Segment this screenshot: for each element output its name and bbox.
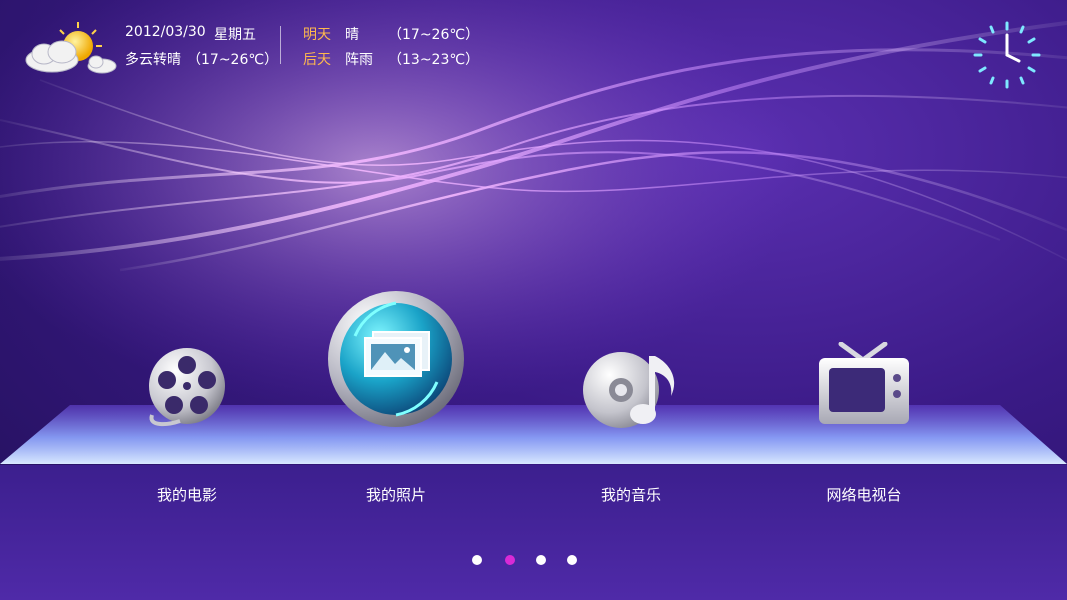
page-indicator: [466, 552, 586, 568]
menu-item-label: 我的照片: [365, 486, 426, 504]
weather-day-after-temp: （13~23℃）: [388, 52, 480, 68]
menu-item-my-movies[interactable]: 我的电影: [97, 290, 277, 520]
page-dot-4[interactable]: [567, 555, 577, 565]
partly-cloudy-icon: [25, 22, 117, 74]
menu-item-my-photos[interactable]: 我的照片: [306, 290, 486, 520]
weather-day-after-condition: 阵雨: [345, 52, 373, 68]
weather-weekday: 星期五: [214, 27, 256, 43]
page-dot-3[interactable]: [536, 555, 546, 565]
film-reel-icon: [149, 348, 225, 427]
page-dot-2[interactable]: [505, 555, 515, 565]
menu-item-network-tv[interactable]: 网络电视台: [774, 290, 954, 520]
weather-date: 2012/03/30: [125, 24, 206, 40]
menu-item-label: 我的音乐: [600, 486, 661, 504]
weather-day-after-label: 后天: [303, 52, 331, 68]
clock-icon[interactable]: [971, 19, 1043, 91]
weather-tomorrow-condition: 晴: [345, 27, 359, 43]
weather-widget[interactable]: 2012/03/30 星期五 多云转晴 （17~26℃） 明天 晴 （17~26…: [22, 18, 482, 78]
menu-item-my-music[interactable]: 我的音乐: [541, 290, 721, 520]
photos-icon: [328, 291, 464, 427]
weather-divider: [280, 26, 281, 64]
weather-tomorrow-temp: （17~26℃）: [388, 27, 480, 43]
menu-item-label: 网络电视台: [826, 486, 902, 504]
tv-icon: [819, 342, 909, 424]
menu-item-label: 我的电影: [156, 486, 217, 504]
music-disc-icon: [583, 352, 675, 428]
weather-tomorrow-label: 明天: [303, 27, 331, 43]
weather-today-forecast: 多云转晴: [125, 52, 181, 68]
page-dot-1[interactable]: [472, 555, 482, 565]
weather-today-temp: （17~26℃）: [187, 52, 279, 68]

==============================

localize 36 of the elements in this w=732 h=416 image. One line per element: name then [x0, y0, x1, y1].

==============================

#### What is asked:
Lay out as a numbered list the lines from the one containing "Segment this screenshot: for" to the one containing "weather-today-temp: （17~26℃）: [187, 52, 279, 68]", counting both of those, and skip any blank lines. Leave the pictures out of your answer.

#### Full response:
1. Segment this screenshot: for each element output its name and bbox.
2. page-indicator: [466, 552, 586, 568]
3. menu-item-label: 我的照片: [365, 486, 426, 504]
4. weather-day-after-temp: （13~23℃）: [388, 52, 480, 68]
5. menu-item-my-movies[interactable]: 我的电影: [97, 290, 277, 520]
6. page-dot-4[interactable]: [567, 555, 577, 565]
7. partly-cloudy-icon: [25, 22, 117, 74]
8. menu-item-my-photos[interactable]: 我的照片: [306, 290, 486, 520]
9. weather-day-after-condition: 阵雨: [345, 52, 373, 68]
10. weather-weekday: 星期五: [214, 27, 256, 43]
11. page-dot-3[interactable]: [536, 555, 546, 565]
12. film-reel-icon: [149, 348, 225, 427]
13. page-dot-2[interactable]: [505, 555, 515, 565]
14. menu-item-network-tv[interactable]: 网络电视台: [774, 290, 954, 520]
15. weather-date: 2012/03/30: [125, 24, 206, 40]
16. menu-item-label: 我的音乐: [600, 486, 661, 504]
17. weather-day-after-label: 后天: [303, 52, 331, 68]
18. clock-icon[interactable]: [971, 19, 1043, 91]
19. weather-tomorrow-condition: 晴: [345, 27, 359, 43]
20. weather-widget[interactable]: 2012/03/30 星期五 多云转晴 （17~26℃） 明天 晴 （17~26…: [22, 18, 482, 78]
21. menu-item-my-music[interactable]: 我的音乐: [541, 290, 721, 520]
22. photos-icon: [328, 291, 464, 427]
23. weather-divider: [280, 26, 281, 64]
24. weather-tomorrow-temp: （17~26℃）: [388, 27, 480, 43]
25. menu-item-label: 网络电视台: [826, 486, 902, 504]
26. tv-icon: [819, 342, 909, 424]
27. menu-item-label: 我的电影: [156, 486, 217, 504]
28. music-disc-icon: [583, 352, 675, 428]
29. weather-tomorrow-label: 明天: [303, 27, 331, 43]
30. weather-today-forecast: 多云转晴: [125, 52, 181, 68]
31. page-dot-1[interactable]: [472, 555, 482, 565]
32. weather-today-temp: （17~26℃）: [187, 52, 279, 68]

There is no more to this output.